* [Exercise]:
Print the listing below in its entirety, character for character.
[start]
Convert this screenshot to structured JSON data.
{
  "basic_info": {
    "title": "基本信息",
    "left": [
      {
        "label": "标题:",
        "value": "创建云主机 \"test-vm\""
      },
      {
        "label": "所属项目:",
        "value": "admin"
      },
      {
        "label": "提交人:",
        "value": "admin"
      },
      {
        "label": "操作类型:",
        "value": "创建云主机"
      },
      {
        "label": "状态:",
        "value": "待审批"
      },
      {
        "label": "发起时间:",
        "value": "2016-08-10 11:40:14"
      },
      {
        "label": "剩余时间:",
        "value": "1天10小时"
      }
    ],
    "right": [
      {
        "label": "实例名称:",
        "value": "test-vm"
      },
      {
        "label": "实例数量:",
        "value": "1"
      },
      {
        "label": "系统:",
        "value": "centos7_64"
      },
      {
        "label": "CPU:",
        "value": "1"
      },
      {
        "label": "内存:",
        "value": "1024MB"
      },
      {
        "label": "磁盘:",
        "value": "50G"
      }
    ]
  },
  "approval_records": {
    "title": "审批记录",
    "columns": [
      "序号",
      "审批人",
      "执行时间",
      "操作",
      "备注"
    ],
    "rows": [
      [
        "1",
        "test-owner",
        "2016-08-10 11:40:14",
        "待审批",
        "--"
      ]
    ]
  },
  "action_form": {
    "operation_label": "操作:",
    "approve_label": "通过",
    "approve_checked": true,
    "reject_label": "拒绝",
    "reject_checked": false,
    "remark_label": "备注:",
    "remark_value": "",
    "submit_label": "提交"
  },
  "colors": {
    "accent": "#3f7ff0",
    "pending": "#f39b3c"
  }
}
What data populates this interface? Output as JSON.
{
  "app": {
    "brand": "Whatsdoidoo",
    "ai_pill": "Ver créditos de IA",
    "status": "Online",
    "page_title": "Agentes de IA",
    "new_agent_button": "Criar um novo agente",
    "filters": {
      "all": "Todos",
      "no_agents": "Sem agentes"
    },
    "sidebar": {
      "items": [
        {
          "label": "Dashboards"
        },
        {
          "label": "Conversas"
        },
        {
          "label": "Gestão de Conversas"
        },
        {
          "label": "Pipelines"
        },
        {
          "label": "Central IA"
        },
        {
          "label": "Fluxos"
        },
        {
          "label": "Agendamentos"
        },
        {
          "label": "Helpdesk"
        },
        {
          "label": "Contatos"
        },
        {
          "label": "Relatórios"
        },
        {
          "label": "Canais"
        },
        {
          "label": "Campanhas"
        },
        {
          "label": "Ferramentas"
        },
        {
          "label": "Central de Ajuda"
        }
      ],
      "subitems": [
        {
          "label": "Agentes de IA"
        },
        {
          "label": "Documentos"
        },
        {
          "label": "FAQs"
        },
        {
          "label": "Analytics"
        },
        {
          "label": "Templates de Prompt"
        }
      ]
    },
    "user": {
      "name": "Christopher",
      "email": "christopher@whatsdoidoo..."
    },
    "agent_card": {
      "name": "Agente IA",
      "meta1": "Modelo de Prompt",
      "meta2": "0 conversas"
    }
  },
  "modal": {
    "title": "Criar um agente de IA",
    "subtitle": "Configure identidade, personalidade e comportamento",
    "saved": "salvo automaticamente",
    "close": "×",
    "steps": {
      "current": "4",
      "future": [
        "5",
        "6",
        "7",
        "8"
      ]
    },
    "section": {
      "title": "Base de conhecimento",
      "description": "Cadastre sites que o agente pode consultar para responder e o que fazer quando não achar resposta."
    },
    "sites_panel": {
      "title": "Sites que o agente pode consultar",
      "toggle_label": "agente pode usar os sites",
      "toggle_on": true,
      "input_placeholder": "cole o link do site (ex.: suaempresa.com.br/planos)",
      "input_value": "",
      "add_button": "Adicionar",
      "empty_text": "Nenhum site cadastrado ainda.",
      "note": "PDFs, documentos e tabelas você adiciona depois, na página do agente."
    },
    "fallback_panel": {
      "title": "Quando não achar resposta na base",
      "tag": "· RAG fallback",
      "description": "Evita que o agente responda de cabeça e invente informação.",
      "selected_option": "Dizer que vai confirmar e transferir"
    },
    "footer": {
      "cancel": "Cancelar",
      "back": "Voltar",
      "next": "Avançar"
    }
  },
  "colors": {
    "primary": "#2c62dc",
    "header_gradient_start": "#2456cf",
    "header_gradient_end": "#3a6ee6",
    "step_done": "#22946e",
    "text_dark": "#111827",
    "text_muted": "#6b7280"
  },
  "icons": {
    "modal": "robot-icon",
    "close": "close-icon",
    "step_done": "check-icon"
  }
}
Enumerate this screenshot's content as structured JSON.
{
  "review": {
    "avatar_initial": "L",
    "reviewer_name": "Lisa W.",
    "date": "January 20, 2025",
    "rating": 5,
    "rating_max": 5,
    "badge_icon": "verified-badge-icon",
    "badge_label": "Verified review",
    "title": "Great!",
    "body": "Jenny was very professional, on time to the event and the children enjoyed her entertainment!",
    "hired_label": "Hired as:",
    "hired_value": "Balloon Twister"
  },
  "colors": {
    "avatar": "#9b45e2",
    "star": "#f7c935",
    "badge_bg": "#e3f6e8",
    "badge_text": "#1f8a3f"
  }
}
[end]
* [Task solution]:
Convert this screenshot to structured JSON data.
{
  "basic_info": {
    "title": "基本信息",
    "left": [
      {
        "label": "标题:",
        "value": "创建云主机 \"test-vm\""
      },
      {
        "label": "所属项目:",
        "value": "admin"
      },
      {
        "label": "提交人:",
        "value": "admin"
      },
      {
        "label": "操作类型:",
        "value": "创建云主机"
      },
      {
        "label": "状态:",
        "value": "待审批"
      },
      {
        "label": "发起时间:",
        "value": "2016-08-10 11:40:14"
      },
      {
        "label": "剩余时间:",
        "value": "1天10小时"
      }
    ],
    "right": [
      {
        "label": "实例名称:",
        "value": "test-vm"
      },
      {
        "label": "实例数量:",
        "value": "1"
      },
      {
        "label": "系统:",
        "value": "centos7_64"
      },
      {
        "label": "CPU:",
        "value": "1"
      },
      {
        "label": "内存:",
        "value": "1024MB"
      },
      {
        "label": "磁盘:",
        "value": "50G"
      }
    ]
  },
  "approval_records": {
    "title": "审批记录",
    "columns": [
      "序号",
      "审批人",
      "执行时间",
      "操作",
      "备注"
    ],
    "rows": [
      [
        "1",
        "test-owner",
        "2016-08-10 11:40:14",
        "待审批",
        "--"
      ]
    ]
  },
  "action_form": {
    "operation_label": "操作:",
    "approve_label": "通过",
    "approve_checked": true,
    "reject_label": "拒绝",
    "reject_checked": false,
    "remark_label": "备注:",
    "remark_value": "",
    "submit_label": "提交"
  },
  "colors": {
    "accent": "#3f7ff0",
    "pending": "#f39b3c"
  }
}
What data populates this interface? Output as JSON.
{
  "app": {
    "brand": "Whatsdoidoo",
    "ai_pill": "Ver créditos de IA",
    "status": "Online",
    "page_title": "Agentes de IA",
    "new_agent_button": "Criar um novo agente",
    "filters": {
      "all": "Todos",
      "no_agents": "Sem agentes"
    },
    "sidebar": {
      "items": [
        {
          "label": "Dashboards"
        },
        {
          "label": "Conversas"
        },
        {
          "label": "Gestão de Conversas"
        },
        {
          "label": "Pipelines"
        },
        {
          "label": "Central IA"
        },
        {
          "label": "Fluxos"
        },
        {
          "label": "Agendamentos"
        },
        {
          "label": "Helpdesk"
        },
        {
          "label": "Contatos"
        },
        {
          "label": "Relatórios"
        },
        {
          "label": "Canais"
        },
        {
          "label": "Campanhas"
        },
        {
          "label": "Ferramentas"
        },
        {
          "label": "Central de Ajuda"
        }
      ],
      "subitems": [
        {
          "label": "Agentes de IA"
        },
        {
          "label": "Documentos"
        },
        {
          "label": "FAQs"
        },
        {
          "label": "Analytics"
        },
        {
          "label": "Templates de Prompt"
        }
      ]
    },
    "user": {
      "name": "Christopher",
      "email": "christopher@whatsdoidoo..."
    },
    "agent_card": {
      "name": "Agente IA",
      "meta1": "Modelo de Prompt",
      "meta2": "0 conversas"
    }
  },
  "modal": {
    "title": "Criar um agente de IA",
    "subtitle": "Configure identidade, personalidade e comportamento",
    "saved": "salvo automaticamente",
    "close": "×",
    "steps": {
      "current": "4",
      "future": [
        "5",
        "6",
        "7",
        "8"
      ]
    },
    "section": {
      "title": "Base de conhecimento",
      "description": "Cadastre sites que o agente pode consultar para responder e o que fazer quando não achar resposta."
    },
    "sites_panel": {
      "title": "Sites que o agente pode consultar",
      "toggle_label": "agente pode usar os sites",
      "toggle_on": true,
      "input_placeholder": "cole o link do site (ex.: suaempresa.com.br/planos)",
      "input_value": "",
      "add_button": "Adicionar",
      "empty_text": "Nenhum site cadastrado ainda.",
      "note": "PDFs, documentos e tabelas você adiciona depois, na página do agente."
    },
    "fallback_panel": {
      "title": "Quando não achar resposta na base",
      "tag": "· RAG fallback",
      "description": "Evita que o agente responda de cabeça e invente informação.",
      "selected_option": "Dizer que vai confirmar e transferir"
    },
    "footer": {
      "cancel": "Cancelar",
      "back": "Voltar",
      "next": "Avançar"
    }
  },
  "colors": {
    "primary": "#2c62dc",
    "header_gradient_start": "#2456cf",
    "header_gradient_end": "#3a6ee6",
    "step_done": "#22946e",
    "text_dark": "#111827",
    "text_muted": "#6b7280"
  },
  "icons": {
    "modal": "robot-icon",
    "close": "close-icon",
    "step_done": "check-icon"
  }
}
Enumerate this screenshot's content as structured JSON.
{
  "review": {
    "avatar_initial": "L",
    "reviewer_name": "Lisa W.",
    "date": "January 20, 2025",
    "rating": 5,
    "rating_max": 5,
    "badge_icon": "verified-badge-icon",
    "badge_label": "Verified review",
    "title": "Great!",
    "body": "Jenny was very professional, on time to the event and the children enjoyed her entertainment!",
    "hired_label": "Hired as:",
    "hired_value": "Balloon Twister"
  },
  "colors": {
    "avatar": "#9b45e2",
    "star": "#f7c935",
    "badge_bg": "#e3f6e8",
    "badge_text": "#1f8a3f"
  }
}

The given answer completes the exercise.